INFORMATION SUPPLIED section start
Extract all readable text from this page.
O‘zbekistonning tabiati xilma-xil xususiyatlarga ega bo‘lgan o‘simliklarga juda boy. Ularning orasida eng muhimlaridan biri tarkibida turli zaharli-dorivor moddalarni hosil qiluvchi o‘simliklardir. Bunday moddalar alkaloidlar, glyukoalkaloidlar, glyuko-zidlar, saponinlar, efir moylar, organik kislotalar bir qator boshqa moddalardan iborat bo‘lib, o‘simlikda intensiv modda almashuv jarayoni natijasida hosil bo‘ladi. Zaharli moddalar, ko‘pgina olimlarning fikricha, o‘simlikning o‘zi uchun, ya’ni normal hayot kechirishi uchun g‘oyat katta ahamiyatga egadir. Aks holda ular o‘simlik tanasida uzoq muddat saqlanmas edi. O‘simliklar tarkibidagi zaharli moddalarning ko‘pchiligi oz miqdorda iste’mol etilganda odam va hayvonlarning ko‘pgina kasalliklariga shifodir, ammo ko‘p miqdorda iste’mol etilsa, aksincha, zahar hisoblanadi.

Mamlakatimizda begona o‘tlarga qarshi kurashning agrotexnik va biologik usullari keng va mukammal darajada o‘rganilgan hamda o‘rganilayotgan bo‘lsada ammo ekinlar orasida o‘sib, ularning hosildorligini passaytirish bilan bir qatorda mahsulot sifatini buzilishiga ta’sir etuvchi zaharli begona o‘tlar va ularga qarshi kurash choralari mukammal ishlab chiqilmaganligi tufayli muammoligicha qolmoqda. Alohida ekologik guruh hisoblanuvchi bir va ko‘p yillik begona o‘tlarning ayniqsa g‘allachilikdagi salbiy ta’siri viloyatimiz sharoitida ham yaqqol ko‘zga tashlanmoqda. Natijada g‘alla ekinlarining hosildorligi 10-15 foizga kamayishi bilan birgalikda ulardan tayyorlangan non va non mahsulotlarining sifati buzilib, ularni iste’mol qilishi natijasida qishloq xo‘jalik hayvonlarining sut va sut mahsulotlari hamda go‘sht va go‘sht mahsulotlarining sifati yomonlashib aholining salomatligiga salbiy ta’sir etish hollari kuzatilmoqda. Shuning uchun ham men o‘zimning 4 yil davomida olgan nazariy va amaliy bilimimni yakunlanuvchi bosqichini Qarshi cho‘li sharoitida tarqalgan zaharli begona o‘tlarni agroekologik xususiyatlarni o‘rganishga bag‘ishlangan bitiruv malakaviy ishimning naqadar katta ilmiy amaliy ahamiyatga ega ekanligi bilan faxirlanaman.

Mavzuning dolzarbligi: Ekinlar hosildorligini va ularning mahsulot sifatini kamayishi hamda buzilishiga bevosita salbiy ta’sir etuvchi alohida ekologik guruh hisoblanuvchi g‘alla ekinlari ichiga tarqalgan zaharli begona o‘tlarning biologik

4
INFORMATION SUPPLIED section end
What's wanted here is every record, retyped exactly as shown above.

* **ANSWER BOX**
Extract all readable text from this page.
O‘zbekistonning tabiati xilma-xil xususiyatlarga ega bo‘lgan o‘simliklarga juda boy. Ularning orasida eng muhimlaridan biri tarkibida turli zaharli-dorivor moddalarni hosil qiluvchi o‘simliklardir. Bunday moddalar alkaloidlar, glyukoalkaloidlar, glyuko-zidlar, saponinlar, efir moylar, organik kislotalar bir qator boshqa moddalardan iborat bo‘lib, o‘simlikda intensiv modda almashuv jarayoni natijasida hosil bo‘ladi. Zaharli moddalar, ko‘pgina olimlarning fikricha, o‘simlikning o‘zi uchun, ya’ni normal hayot kechirishi uchun g‘oyat katta ahamiyatga egadir. Aks holda ular o‘simlik tanasida uzoq muddat saqlanmas edi. O‘simliklar tarkibidagi zaharli moddalarning ko‘pchiligi oz miqdorda iste’mol etilganda odam va hayvonlarning ko‘pgina kasalliklariga shifodir, ammo ko‘p miqdorda iste’mol etilsa, aksincha, zahar hisoblanadi.

Mamlakatimizda begona o‘tlarga qarshi kurashning agrotexnik va biologik usullari keng va mukammal darajada o‘rganilgan hamda o‘rganilayotgan bo‘lsada ammo ekinlar orasida o‘sib, ularning hosildorligini passaytirish bilan bir qatorda mahsulot sifatini buzilishiga ta’sir etuvchi zaharli begona o‘tlar va ularga qarshi kurash choralari mukammal ishlab chiqilmaganligi tufayli muammoligicha qolmoqda. Alohida ekologik guruh hisoblanuvchi bir va ko‘p yillik begona o‘tlarning ayniqsa g‘allachilikdagi salbiy ta’siri viloyatimiz sharoitida ham yaqqol ko‘zga tashlanmoqda. Natijada g‘alla ekinlarining hosildorligi 10-15 foizga kamayishi bilan birgalikda ulardan tayyorlangan non va non mahsulotlarining sifati buzilib, ularni iste’mol qilishi natijasida qishloq xo‘jalik hayvonlarining sut va sut mahsulotlari hamda go‘sht va go‘sht mahsulotlarining sifati yomonlashib aholining salomatligiga salbiy ta’sir etish hollari kuzatilmoqda. Shuning uchun ham men o‘zimning 4 yil davomida olgan nazariy va amaliy bilimimni yakunlanuvchi bosqichini Qarshi cho‘li sharoitida tarqalgan zaharli begona o‘tlarni agroekologik xususiyatlarni o‘rganishga bag‘ishlangan bitiruv malakaviy ishimning naqadar katta ilmiy amaliy ahamiyatga ega ekanligi bilan faxirlanaman.

Mavzuning dolzarbligi: Ekinlar hosildorligini va ularning mahsulot sifatini kamayishi hamda buzilishiga bevosita salbiy ta’sir etuvchi alohida ekologik guruh hisoblanuvchi g‘alla ekinlari ichiga tarqalgan zaharli begona o‘tlarning biologik

4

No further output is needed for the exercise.